■ AIM OF THE TASK
Write out the listing beneath this instruction in its entirety, exactly as it reads.

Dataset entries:
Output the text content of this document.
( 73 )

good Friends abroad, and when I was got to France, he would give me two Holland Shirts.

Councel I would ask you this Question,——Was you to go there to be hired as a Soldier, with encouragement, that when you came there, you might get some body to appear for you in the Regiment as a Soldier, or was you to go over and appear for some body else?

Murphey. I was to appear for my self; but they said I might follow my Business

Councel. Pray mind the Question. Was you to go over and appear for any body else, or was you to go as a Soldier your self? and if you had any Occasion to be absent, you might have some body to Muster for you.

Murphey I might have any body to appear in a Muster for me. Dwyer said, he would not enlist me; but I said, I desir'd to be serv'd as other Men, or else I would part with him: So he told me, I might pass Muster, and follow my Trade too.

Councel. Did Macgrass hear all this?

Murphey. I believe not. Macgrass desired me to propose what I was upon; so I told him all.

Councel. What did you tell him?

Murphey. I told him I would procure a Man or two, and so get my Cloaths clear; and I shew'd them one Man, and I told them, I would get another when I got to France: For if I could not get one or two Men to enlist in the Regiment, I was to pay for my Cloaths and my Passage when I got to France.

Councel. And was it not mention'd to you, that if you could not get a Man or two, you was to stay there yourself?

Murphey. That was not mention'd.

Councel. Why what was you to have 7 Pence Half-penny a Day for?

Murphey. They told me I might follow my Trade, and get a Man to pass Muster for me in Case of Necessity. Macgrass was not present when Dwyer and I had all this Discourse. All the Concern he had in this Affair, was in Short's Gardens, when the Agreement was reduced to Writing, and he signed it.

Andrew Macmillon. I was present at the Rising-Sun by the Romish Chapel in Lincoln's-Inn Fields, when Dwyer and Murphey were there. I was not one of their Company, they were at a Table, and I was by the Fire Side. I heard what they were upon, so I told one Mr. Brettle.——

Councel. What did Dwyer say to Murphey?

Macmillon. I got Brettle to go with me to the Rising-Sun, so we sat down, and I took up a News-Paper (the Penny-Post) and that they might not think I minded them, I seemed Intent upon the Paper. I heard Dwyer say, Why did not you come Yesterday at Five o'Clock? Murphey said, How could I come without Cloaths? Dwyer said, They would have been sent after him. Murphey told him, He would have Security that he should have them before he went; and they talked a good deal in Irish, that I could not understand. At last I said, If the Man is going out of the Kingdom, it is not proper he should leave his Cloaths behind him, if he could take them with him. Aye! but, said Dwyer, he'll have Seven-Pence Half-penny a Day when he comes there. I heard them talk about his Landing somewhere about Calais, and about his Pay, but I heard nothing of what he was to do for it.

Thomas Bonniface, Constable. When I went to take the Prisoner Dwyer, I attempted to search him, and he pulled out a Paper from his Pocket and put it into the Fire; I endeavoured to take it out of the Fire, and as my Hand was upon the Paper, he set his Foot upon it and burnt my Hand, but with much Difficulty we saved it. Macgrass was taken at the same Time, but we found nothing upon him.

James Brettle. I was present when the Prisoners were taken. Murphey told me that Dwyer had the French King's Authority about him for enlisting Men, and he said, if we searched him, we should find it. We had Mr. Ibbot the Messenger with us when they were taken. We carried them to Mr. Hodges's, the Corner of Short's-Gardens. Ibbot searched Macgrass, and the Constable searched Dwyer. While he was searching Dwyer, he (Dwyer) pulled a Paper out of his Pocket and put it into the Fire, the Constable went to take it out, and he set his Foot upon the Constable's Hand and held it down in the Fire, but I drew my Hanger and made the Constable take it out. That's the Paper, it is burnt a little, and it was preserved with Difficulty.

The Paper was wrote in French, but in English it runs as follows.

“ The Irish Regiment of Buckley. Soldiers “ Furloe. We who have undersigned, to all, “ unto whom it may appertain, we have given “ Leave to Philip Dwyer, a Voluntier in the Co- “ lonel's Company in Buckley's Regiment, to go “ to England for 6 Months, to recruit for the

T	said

■ WRITTEN SOLUTION
Output the text content of this document.
( 73 )

good Friends abroad, and when I was got to France, he would give me two Holland Shirts.

Councel I would ask you this Question,——Was you to go there to be hired as a Soldier, with encouragement, that when you came there, you might get some body to appear for you in the Regiment as a Soldier, or was you to go over and appear for some body else?

Murphey. I was to appear for my self; but they said I might follow my Business

Councel. Pray mind the Question. Was you to go over and appear for any body else, or was you to go as a Soldier your self? and if you had any Occasion to be absent, you might have some body to Muster for you.

Murphey I might have any body to appear in a Muster for me. Dwyer said, he would not enlist me; but I said, I desir'd to be serv'd as other Men, or else I would part with him: So he told me, I might pass Muster, and follow my Trade too.

Councel. Did Macgrass hear all this?

Murphey. I believe not. Macgrass desired me to propose what I was upon; so I told him all.

Councel. What did you tell him?

Murphey. I told him I would procure a Man or two, and so get my Cloaths clear; and I shew'd them one Man, and I told them, I would get another when I got to France: For if I could not get one or two Men to enlist in the Regiment, I was to pay for my Cloaths and my Passage when I got to France.

Councel. And was it not mention'd to you, that if you could not get a Man or two, you was to stay there yourself?

Murphey. That was not mention'd.

Councel. Why what was you to have 7 Pence Half-penny a Day for?

Murphey. They told me I might follow my Trade, and get a Man to pass Muster for me in Case of Necessity. Macgrass was not present when Dwyer and I had all this Discourse. All the Concern he had in this Affair, was in Short's Gardens, when the Agreement was reduced to Writing, and he signed it.

Andrew Macmillon. I was present at the Rising-Sun by the Romish Chapel in Lincoln's-Inn Fields, when Dwyer and Murphey were there. I was not one of their Company, they were at a Table, and I was by the Fire Side. I heard what they were upon, so I told one Mr. Brettle.——

Councel. What did Dwyer say to Murphey?

Macmillon. I got Brettle to go with me to the Rising-Sun, so we sat down, and I took up a News-Paper (the Penny-Post) and that they might not think I minded them, I seemed Intent upon the Paper. I heard Dwyer say, Why did not you come Yesterday at Five o'Clock? Murphey said, How could I come without Cloaths? Dwyer said, They would have been sent after him. Murphey told him, He would have Security that he should have them before he went; and they talked a good deal in Irish, that I could not understand. At last I said, If the Man is going out of the Kingdom, it is not proper he should leave his Cloaths behind him, if he could take them with him. Aye! but, said Dwyer, he'll have Seven-Pence Half-penny a Day when he comes there. I heard them talk about his Landing somewhere about Calais, and about his Pay, but I heard nothing of what he was to do for it.

Thomas Bonniface, Constable. When I went to take the Prisoner Dwyer, I attempted to search him, and he pulled out a Paper from his Pocket and put it into the Fire; I endeavoured to take it out of the Fire, and as my Hand was upon the Paper, he set his Foot upon it and burnt my Hand, but with much Difficulty we saved it. Macgrass was taken at the same Time, but we found nothing upon him.

James Brettle. I was present when the Prisoners were taken. Murphey told me that Dwyer had the French King's Authority about him for enlisting Men, and he said, if we searched him, we should find it. We had Mr. Ibbot the Messenger with us when they were taken. We carried them to Mr. Hodges's, the Corner of Short's-Gardens. Ibbot searched Macgrass, and the Constable searched Dwyer. While he was searching Dwyer, he (Dwyer) pulled a Paper out of his Pocket and put it into the Fire, the Constable went to take it out, and he set his Foot upon the Constable's Hand and held it down in the Fire, but I drew my Hanger and made the Constable take it out. That's the Paper, it is burnt a little, and it was preserved with Difficulty.

The Paper was wrote in French, but in English it runs as follows.

“ The Irish Regiment of Buckley. Soldiers “ Furloe. We who have undersigned, to all, “ unto whom it may appertain, we have given “ Leave to Philip Dwyer, a Voluntier in the Co- “ lonel's Company in Buckley's Regiment, to go “ to England for 6 Months, to recruit for the

T	said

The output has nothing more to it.